[Problem to solve]
Could you output each line of the data that follows exactly?

[Material to process]

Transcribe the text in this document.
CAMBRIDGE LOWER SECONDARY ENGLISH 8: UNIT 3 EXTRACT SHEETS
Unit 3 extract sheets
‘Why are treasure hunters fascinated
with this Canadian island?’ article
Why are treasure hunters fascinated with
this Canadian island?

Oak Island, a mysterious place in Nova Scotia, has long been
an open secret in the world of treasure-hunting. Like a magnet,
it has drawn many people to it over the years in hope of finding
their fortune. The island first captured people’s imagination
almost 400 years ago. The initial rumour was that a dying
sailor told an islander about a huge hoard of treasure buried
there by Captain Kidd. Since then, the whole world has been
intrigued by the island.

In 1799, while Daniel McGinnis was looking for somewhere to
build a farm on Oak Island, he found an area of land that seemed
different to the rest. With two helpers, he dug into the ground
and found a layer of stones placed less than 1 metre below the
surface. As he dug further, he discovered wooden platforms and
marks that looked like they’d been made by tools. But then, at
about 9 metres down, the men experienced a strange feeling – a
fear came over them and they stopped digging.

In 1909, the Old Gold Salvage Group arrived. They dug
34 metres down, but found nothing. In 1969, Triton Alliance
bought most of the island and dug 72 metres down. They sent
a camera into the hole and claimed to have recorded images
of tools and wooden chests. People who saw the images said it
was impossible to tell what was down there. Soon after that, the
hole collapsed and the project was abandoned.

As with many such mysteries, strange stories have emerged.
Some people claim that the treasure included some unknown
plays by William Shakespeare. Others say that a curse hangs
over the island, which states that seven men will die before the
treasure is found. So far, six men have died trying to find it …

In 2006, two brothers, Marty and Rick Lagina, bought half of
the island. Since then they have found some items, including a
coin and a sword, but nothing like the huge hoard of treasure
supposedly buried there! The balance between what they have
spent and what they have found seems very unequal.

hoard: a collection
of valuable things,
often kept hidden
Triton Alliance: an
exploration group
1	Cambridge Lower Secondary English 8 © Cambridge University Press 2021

[Result]
Transcribe the text in this document.
CAMBRIDGE LOWER SECONDARY ENGLISH 8: UNIT 3 EXTRACT SHEETS
Unit 3 extract sheets
‘Why are treasure hunters fascinated
with this Canadian island?’ article
Why are treasure hunters fascinated with
this Canadian island?

Oak Island, a mysterious place in Nova Scotia, has long been
an open secret in the world of treasure-hunting. Like a magnet,
it has drawn many people to it over the years in hope of finding
their fortune. The island first captured people’s imagination
almost 400 years ago. The initial rumour was that a dying
sailor told an islander about a huge hoard of treasure buried
there by Captain Kidd. Since then, the whole world has been
intrigued by the island.

In 1799, while Daniel McGinnis was looking for somewhere to
build a farm on Oak Island, he found an area of land that seemed
different to the rest. With two helpers, he dug into the ground
and found a layer of stones placed less than 1 metre below the
surface. As he dug further, he discovered wooden platforms and
marks that looked like they’d been made by tools. But then, at
about 9 metres down, the men experienced a strange feeling – a
fear came over them and they stopped digging.

In 1909, the Old Gold Salvage Group arrived. They dug
34 metres down, but found nothing. In 1969, Triton Alliance
bought most of the island and dug 72 metres down. They sent
a camera into the hole and claimed to have recorded images
of tools and wooden chests. People who saw the images said it
was impossible to tell what was down there. Soon after that, the
hole collapsed and the project was abandoned.

As with many such mysteries, strange stories have emerged.
Some people claim that the treasure included some unknown
plays by William Shakespeare. Others say that a curse hangs
over the island, which states that seven men will die before the
treasure is found. So far, six men have died trying to find it …

In 2006, two brothers, Marty and Rick Lagina, bought half of
the island. Since then they have found some items, including a
coin and a sword, but nothing like the huge hoard of treasure
supposedly buried there! The balance between what they have
spent and what they have found seems very unequal.

hoard: a collection
of valuable things,
often kept hidden
Triton Alliance: an
exploration group
1	Cambridge Lower Secondary English 8 © Cambridge University Press 2021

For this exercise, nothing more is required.